● WHAT TO DO: Retype the lines of the data from the one containing "y-tick-label: 4650.00 (735, 310, 758, 317)" to the one containing "candle-body (215, 349, 219, 352)", inclusive, without any changes.

(Bounding box data)

⁂

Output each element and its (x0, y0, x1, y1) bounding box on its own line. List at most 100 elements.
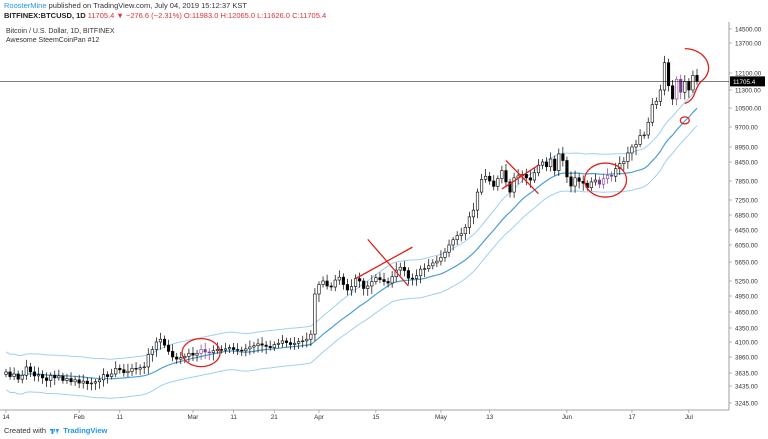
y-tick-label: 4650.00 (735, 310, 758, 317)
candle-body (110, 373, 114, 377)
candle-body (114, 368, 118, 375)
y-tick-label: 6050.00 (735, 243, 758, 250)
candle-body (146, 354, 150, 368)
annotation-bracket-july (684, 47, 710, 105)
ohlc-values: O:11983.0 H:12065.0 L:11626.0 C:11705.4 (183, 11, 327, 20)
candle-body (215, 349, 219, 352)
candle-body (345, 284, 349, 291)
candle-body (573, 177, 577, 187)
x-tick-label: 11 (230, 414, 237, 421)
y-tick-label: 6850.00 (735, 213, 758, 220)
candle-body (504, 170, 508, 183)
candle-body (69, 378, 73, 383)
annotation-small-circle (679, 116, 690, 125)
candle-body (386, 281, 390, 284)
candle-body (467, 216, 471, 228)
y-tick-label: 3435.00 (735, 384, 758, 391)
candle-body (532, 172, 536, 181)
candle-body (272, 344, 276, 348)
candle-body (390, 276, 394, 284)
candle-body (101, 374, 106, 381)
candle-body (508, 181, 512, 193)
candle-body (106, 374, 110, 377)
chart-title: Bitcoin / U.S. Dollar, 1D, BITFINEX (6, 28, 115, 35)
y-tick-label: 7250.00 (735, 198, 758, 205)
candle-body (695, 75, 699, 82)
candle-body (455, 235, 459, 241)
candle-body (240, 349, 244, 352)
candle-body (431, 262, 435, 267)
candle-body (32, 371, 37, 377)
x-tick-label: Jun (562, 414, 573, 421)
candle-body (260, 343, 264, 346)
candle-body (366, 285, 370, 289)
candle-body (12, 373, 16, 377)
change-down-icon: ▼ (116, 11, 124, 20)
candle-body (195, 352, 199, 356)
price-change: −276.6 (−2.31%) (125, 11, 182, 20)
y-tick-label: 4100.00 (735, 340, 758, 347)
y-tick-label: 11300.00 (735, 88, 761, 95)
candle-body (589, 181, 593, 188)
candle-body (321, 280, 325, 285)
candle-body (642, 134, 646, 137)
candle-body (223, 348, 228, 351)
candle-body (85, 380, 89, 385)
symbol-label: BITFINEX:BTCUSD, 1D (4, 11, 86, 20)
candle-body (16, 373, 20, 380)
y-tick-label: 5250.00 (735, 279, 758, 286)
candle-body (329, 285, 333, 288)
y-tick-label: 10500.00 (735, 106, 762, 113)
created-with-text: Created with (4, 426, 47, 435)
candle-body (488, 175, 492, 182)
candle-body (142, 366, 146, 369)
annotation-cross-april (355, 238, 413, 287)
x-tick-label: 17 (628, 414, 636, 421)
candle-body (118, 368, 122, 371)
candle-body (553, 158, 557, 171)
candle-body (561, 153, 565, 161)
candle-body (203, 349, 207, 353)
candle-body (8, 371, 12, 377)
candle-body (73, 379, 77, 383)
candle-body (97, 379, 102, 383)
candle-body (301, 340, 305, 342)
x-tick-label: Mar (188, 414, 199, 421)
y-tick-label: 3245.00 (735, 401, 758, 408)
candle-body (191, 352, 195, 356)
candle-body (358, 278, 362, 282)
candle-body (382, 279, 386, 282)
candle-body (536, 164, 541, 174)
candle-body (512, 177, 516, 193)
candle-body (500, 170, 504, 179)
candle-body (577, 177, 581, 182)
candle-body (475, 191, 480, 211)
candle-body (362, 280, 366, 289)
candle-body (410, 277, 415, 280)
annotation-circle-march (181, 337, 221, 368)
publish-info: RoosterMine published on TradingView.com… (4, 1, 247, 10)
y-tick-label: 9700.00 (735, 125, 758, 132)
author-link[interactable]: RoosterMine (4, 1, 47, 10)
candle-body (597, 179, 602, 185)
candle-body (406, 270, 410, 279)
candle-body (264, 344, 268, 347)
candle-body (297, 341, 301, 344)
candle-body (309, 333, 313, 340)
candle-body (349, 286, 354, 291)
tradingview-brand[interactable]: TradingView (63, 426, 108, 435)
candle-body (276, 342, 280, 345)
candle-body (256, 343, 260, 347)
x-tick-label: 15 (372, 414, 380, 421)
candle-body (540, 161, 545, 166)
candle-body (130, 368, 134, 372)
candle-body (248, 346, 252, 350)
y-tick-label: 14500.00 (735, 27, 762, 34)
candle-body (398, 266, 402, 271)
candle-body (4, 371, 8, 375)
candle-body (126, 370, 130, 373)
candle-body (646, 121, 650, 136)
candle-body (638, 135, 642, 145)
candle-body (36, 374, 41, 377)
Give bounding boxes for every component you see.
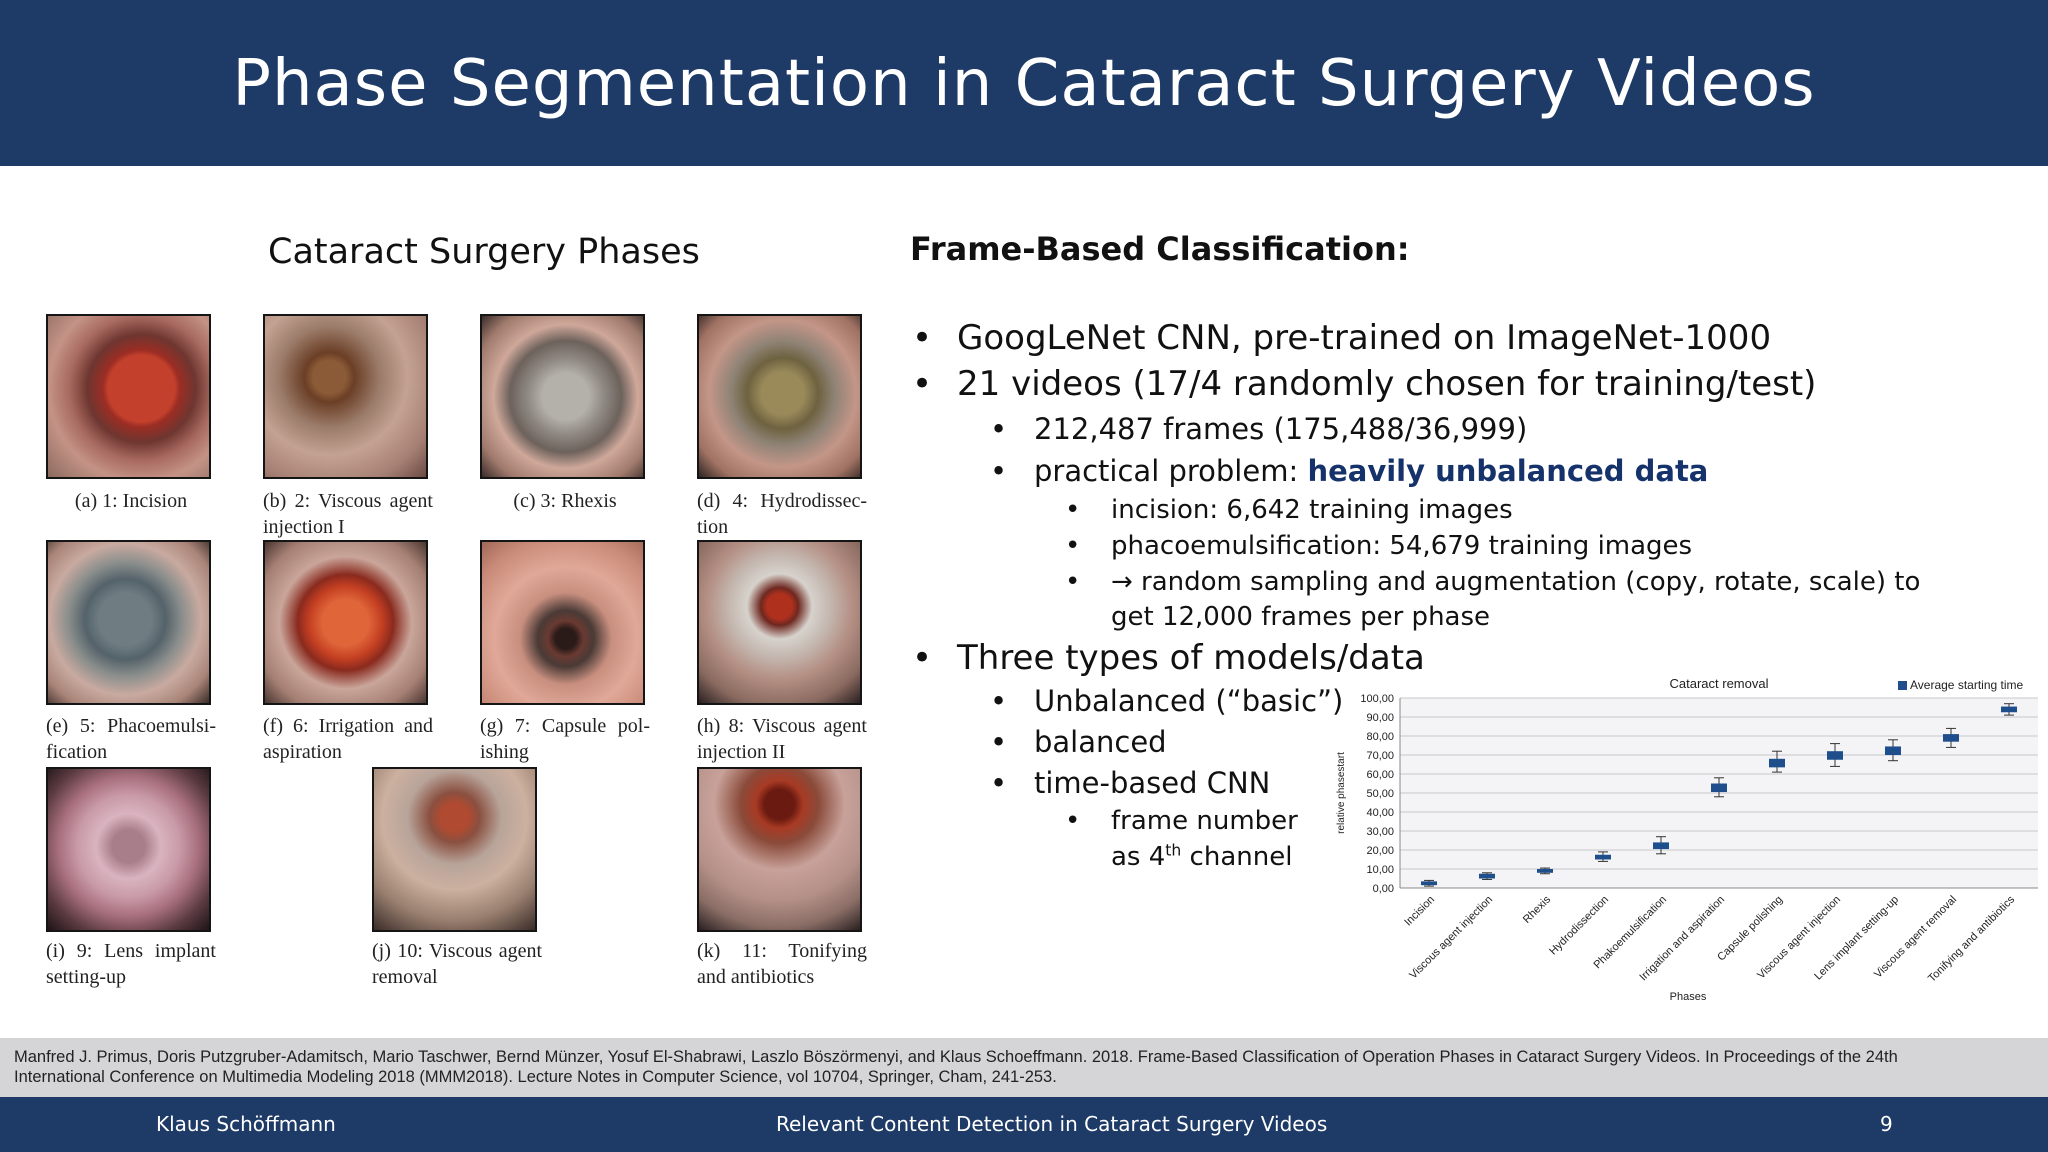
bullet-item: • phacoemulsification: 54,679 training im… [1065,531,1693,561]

⁂

● FULL RESPONSE:
y-tick-label: 4650.00 (735, 310, 758, 317)
candle-body (110, 373, 114, 377)
candle-body (114, 368, 118, 375)
y-tick-label: 6050.00 (735, 243, 758, 250)
candle-body (146, 354, 150, 368)
annotation-bracket-july (684, 47, 710, 105)
ohlc-values: O:11983.0 H:12065.0 L:11626.0 C:11705.4 (183, 11, 327, 20)
candle-body (215, 349, 219, 352)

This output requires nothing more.